*WORK INSTRUCTIONS*.
Determine how many lines contain the string "Diligence" and reply with that number alone.

· · ·

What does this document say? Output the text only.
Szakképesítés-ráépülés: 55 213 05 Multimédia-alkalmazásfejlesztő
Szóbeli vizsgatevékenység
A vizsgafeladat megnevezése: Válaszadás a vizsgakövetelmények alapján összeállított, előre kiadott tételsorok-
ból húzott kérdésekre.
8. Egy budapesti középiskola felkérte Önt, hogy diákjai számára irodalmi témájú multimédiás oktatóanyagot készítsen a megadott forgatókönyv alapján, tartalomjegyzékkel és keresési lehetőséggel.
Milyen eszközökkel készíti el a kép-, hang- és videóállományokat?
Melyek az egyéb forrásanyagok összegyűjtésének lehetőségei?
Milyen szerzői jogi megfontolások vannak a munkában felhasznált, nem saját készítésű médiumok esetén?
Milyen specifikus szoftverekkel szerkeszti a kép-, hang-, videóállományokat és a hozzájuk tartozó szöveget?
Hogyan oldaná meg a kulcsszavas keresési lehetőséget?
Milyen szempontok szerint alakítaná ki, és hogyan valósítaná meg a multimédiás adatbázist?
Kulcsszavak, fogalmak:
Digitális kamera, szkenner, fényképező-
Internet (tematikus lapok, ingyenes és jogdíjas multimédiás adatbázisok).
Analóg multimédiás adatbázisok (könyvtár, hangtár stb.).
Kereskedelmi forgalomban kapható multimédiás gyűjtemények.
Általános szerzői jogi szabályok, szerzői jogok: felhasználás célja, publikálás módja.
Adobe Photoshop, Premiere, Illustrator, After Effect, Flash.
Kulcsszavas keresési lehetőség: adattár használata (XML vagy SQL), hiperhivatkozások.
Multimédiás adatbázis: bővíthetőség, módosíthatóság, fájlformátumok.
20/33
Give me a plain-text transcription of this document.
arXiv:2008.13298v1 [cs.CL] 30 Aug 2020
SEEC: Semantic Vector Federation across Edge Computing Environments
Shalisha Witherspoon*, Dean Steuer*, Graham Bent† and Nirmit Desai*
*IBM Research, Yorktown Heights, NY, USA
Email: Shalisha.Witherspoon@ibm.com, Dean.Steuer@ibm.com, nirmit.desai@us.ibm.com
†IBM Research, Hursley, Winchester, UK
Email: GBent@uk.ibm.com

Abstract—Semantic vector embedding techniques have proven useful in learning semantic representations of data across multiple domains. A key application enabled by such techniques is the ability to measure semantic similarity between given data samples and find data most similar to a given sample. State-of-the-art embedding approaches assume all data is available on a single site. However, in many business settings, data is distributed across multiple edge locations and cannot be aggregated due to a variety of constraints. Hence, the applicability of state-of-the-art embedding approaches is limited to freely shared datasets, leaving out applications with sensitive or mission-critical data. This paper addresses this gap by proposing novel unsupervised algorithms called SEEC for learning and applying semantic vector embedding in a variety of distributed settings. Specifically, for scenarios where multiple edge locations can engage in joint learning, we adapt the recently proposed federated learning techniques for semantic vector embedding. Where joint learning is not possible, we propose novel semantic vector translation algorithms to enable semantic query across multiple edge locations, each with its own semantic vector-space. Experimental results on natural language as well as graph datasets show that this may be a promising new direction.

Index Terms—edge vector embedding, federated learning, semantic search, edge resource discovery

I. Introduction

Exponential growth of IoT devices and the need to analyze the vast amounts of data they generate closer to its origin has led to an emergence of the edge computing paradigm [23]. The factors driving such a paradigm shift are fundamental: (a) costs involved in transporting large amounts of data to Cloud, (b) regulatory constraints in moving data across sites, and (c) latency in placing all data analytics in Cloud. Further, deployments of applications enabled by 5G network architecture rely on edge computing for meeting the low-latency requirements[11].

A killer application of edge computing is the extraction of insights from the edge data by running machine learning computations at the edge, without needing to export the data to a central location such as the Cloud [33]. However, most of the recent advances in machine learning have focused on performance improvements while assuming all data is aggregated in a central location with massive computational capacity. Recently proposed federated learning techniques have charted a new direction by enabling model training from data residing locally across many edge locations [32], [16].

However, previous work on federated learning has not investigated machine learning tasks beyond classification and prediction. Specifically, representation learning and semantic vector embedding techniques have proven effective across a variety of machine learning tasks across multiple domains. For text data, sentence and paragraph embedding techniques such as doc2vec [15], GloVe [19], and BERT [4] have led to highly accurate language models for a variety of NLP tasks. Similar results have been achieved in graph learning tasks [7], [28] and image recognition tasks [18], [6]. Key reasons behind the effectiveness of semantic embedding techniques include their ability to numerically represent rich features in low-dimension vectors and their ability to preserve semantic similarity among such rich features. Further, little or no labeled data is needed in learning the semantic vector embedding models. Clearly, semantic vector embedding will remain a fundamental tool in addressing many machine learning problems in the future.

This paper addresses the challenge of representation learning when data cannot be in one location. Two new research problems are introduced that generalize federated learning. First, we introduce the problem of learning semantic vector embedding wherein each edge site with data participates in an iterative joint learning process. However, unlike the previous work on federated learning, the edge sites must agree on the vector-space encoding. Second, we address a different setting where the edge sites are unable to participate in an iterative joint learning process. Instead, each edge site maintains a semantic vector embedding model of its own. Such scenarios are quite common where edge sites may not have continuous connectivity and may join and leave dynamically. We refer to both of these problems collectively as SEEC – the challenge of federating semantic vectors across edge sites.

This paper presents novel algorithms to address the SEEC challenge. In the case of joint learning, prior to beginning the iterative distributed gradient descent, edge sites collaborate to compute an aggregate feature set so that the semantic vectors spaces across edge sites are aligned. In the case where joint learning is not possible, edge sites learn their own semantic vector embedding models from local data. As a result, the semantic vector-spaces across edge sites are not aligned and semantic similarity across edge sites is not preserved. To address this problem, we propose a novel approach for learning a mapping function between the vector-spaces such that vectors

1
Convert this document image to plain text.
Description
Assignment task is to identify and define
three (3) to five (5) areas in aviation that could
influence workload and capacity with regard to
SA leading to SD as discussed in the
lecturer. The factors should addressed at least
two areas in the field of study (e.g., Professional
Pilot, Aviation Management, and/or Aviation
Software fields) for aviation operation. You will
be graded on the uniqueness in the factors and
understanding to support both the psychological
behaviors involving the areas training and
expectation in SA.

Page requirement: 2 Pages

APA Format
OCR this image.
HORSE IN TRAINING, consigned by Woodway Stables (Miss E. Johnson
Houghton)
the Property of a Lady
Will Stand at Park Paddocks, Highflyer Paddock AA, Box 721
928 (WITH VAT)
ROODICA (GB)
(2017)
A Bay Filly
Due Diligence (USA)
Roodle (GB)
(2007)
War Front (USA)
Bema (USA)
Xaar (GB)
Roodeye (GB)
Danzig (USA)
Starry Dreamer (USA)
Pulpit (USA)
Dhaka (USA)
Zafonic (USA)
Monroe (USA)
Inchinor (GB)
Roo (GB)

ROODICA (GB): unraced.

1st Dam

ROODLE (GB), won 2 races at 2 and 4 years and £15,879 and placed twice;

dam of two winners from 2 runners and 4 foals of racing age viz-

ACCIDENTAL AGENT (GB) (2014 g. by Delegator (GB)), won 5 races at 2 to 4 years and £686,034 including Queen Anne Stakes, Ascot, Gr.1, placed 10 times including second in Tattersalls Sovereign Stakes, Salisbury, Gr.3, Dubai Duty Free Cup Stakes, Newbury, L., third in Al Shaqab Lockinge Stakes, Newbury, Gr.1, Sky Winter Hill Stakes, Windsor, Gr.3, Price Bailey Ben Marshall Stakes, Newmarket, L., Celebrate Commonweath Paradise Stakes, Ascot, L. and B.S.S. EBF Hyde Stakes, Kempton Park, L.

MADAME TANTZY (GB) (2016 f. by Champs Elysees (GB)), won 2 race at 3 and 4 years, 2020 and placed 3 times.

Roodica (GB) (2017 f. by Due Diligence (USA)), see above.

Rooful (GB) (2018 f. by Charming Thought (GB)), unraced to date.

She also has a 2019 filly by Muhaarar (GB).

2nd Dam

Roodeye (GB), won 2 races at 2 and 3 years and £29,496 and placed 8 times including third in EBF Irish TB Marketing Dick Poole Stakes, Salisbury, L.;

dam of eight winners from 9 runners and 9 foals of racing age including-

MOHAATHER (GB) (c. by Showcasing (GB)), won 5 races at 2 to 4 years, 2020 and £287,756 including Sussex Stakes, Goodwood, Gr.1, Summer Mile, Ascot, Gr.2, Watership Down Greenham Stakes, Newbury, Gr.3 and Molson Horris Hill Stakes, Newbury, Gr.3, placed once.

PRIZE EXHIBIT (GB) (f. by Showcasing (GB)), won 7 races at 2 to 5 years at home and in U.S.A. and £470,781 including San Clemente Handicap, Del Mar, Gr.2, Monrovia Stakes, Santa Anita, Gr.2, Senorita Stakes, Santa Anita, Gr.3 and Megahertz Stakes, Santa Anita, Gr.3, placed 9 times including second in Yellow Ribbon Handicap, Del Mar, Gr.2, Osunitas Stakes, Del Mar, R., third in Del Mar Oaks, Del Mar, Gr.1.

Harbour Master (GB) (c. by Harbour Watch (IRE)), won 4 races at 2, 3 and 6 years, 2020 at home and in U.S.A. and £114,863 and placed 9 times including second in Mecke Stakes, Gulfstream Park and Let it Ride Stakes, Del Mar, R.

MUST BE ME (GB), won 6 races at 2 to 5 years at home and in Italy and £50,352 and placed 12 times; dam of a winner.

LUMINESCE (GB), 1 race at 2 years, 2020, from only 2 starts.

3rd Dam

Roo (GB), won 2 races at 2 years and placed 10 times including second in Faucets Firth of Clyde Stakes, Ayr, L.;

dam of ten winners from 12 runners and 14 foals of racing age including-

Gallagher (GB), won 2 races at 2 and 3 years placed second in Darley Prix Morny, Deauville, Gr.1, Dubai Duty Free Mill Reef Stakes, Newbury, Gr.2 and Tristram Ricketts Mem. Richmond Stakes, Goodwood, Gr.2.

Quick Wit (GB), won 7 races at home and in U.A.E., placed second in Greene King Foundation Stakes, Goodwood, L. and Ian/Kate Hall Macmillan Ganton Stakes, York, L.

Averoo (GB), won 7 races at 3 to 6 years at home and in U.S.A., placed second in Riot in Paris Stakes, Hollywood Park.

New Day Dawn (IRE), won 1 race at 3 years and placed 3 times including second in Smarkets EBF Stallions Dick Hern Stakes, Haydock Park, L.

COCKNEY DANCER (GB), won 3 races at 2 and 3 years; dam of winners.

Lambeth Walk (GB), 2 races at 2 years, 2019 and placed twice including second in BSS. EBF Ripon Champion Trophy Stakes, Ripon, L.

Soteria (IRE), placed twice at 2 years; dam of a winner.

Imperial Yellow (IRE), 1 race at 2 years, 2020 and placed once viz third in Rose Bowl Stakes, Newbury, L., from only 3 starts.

· · ·

*COMPLETED TASK*.
2